*** Data listing ***

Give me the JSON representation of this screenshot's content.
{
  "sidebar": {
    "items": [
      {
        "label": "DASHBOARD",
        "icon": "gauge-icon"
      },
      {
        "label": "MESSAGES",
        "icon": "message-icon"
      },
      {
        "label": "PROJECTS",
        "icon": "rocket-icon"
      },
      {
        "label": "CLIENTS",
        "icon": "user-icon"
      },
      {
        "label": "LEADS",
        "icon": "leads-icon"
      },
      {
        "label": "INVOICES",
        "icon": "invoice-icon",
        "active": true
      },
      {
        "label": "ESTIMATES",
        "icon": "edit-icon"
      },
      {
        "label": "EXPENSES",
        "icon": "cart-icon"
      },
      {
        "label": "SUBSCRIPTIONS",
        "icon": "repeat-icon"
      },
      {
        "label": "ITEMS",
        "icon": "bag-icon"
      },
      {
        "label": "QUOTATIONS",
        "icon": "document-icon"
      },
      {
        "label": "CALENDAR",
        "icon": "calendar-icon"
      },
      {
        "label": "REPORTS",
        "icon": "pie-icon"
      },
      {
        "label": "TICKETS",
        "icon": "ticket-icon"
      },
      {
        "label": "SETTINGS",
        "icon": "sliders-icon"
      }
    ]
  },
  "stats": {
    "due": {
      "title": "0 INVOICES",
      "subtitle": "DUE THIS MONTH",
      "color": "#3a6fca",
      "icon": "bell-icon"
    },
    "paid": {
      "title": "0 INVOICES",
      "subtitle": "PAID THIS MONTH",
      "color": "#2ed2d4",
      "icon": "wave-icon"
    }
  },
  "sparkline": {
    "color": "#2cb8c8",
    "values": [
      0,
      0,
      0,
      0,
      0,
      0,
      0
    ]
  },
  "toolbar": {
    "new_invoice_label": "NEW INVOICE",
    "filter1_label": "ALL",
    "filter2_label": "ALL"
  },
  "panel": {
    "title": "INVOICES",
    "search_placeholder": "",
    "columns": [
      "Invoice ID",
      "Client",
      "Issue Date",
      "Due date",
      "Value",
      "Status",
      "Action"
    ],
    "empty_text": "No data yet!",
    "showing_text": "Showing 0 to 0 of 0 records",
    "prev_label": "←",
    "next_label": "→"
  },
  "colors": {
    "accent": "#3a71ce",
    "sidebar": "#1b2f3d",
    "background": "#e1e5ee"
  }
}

***
*** Data listing ***

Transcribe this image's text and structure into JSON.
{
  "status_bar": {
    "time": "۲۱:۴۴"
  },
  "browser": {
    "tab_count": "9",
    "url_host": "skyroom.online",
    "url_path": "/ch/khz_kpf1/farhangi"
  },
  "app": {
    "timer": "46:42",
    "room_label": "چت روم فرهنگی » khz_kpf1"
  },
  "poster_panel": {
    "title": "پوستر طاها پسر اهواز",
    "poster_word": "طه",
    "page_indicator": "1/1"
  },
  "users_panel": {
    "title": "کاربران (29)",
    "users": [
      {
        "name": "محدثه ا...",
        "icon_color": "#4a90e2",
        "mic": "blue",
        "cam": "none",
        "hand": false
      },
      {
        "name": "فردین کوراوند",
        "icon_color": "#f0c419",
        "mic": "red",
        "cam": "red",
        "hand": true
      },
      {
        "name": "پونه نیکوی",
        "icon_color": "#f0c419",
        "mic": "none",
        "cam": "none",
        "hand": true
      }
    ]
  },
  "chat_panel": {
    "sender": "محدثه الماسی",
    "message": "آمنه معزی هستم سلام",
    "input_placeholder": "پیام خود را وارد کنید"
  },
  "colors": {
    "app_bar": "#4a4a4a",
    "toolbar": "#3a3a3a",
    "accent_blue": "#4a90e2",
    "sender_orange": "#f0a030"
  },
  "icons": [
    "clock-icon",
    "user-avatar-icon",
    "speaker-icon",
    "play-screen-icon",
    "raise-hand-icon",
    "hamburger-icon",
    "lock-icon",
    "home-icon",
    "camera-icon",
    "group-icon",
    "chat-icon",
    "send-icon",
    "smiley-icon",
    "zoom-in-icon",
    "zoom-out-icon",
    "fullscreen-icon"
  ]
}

***
*** Data listing ***

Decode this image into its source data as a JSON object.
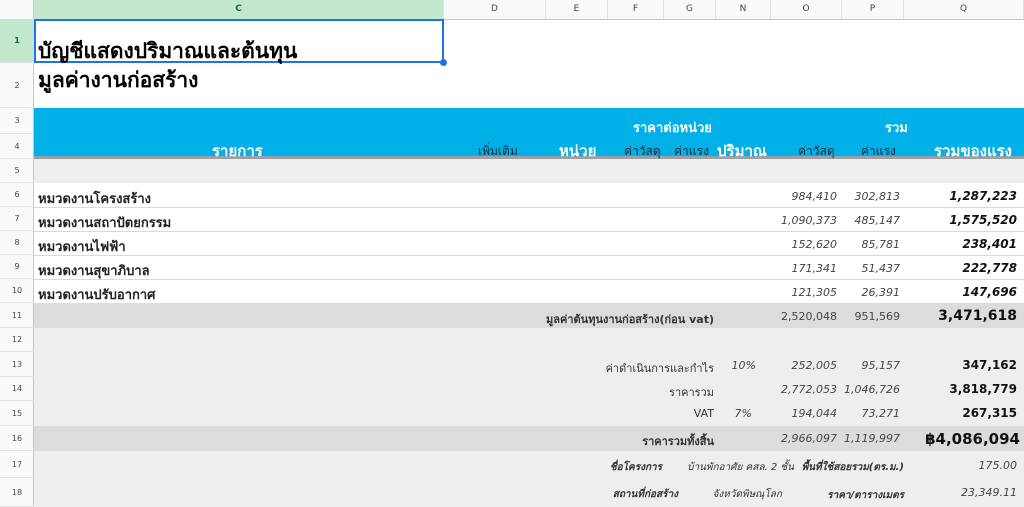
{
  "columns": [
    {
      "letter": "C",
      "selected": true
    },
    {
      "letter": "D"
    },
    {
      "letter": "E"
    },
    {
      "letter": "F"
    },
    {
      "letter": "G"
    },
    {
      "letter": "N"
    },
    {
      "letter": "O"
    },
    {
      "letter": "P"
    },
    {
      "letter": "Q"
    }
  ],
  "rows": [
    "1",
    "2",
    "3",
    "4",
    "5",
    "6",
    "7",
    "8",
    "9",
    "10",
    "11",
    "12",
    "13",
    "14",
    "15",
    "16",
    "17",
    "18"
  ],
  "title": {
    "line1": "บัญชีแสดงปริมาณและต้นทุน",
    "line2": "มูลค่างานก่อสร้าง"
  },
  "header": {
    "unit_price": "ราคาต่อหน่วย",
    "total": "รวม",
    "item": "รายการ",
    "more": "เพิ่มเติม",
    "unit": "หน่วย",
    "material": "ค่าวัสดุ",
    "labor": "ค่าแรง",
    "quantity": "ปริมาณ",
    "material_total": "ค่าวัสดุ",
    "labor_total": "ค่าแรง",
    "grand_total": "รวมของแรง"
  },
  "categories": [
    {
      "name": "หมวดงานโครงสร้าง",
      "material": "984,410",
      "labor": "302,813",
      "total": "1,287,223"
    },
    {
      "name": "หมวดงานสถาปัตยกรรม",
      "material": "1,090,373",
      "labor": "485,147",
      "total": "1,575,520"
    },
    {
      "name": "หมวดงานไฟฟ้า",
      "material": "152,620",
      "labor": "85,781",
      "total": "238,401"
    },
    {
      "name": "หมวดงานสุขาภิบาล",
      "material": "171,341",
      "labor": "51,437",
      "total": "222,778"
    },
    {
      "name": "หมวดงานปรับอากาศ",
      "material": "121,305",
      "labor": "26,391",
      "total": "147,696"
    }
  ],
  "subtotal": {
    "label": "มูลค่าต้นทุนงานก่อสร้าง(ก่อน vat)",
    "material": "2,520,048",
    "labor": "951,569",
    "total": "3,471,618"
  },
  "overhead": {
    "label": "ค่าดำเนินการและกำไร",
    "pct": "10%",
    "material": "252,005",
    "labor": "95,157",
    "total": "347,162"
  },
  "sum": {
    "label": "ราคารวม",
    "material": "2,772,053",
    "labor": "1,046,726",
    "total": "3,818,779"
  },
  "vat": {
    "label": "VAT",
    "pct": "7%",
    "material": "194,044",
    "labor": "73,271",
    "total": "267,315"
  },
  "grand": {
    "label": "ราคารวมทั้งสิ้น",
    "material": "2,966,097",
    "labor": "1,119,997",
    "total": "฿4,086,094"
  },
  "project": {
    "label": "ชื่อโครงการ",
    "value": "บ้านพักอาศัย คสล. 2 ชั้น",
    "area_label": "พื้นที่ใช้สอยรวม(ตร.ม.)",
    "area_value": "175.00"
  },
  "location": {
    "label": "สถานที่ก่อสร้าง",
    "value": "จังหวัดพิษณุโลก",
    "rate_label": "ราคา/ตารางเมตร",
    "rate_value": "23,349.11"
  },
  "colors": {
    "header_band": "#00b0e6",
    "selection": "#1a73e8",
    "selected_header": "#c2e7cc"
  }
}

***

What to work on — Only a number is wanted: how many lines of the material above hold "JSON"?

Exercise answer — 3